What you will do:
Each record must come back unchanged in your answer, stripped of its images.
────────────────────
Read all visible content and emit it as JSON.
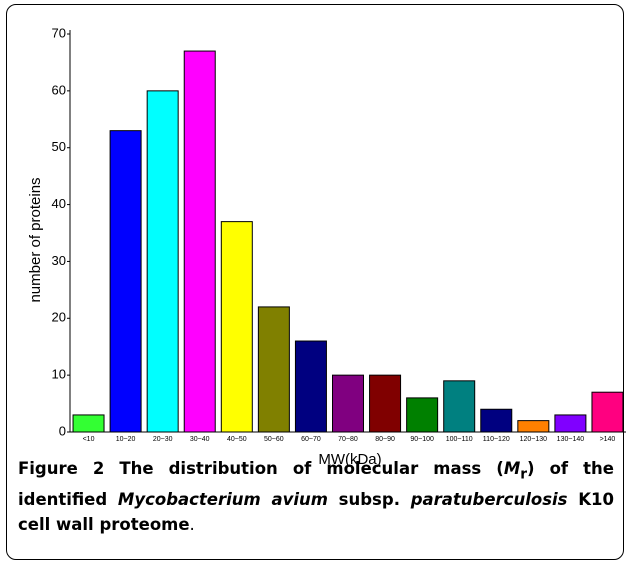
{
  "chart_data": {
    "type": "bar",
    "xlabel": "MW(kDa)",
    "ylabel": "number of proteins",
    "categories": [
      "<10",
      "10~20",
      "20~30",
      "30~40",
      "40~50",
      "50~60",
      "60~70",
      "70~80",
      "80~90",
      "90~100",
      "100~110",
      "110~120",
      "120~130",
      "130~140",
      ">140"
    ],
    "values": [
      3,
      53,
      60,
      67,
      37,
      22,
      16,
      10,
      10,
      6,
      9,
      4,
      2,
      3,
      7
    ],
    "colors": [
      "#33ff33",
      "#0000ff",
      "#00ffff",
      "#ff00ff",
      "#ffff00",
      "#808000",
      "#000080",
      "#800080",
      "#800000",
      "#008000",
      "#008080",
      "#000080",
      "#ff8000",
      "#8000ff",
      "#ff0080"
    ],
    "ylim": [
      0,
      70
    ],
    "yticks": [
      0,
      10,
      20,
      30,
      40,
      50,
      60,
      70
    ],
    "grid": false
  },
  "caption": {
    "label": "Figure 2",
    "parts": [
      " The distribution of molecular mass (",
      "M",
      "r",
      ") of the identified ",
      "Mycobacterium avium",
      " subsp. ",
      "paratuberculosis",
      " K10 cell wall proteome",
      "."
    ]
  }
}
────────────────────
The answer:
Read all visible content and emit it as JSON.
{
  "chart_data": {
    "type": "bar",
    "xlabel": "MW(kDa)",
    "ylabel": "number of proteins",
    "categories": [
      "<10",
      "10~20",
      "20~30",
      "30~40",
      "40~50",
      "50~60",
      "60~70",
      "70~80",
      "80~90",
      "90~100",
      "100~110",
      "110~120",
      "120~130",
      "130~140",
      ">140"
    ],
    "values": [
      3,
      53,
      60,
      67,
      37,
      22,
      16,
      10,
      10,
      6,
      9,
      4,
      2,
      3,
      7
    ],
    "colors": [
      "#33ff33",
      "#0000ff",
      "#00ffff",
      "#ff00ff",
      "#ffff00",
      "#808000",
      "#000080",
      "#800080",
      "#800000",
      "#008000",
      "#008080",
      "#000080",
      "#ff8000",
      "#8000ff",
      "#ff0080"
    ],
    "ylim": [
      0,
      70
    ],
    "yticks": [
      0,
      10,
      20,
      30,
      40,
      50,
      60,
      70
    ],
    "grid": false
  },
  "caption": {
    "label": "Figure 2",
    "parts": [
      " The distribution of molecular mass (",
      "M",
      "r",
      ") of the identified ",
      "Mycobacterium avium",
      " subsp. ",
      "paratuberculosis",
      " K10 cell wall proteome",
      "."
    ]
  }
}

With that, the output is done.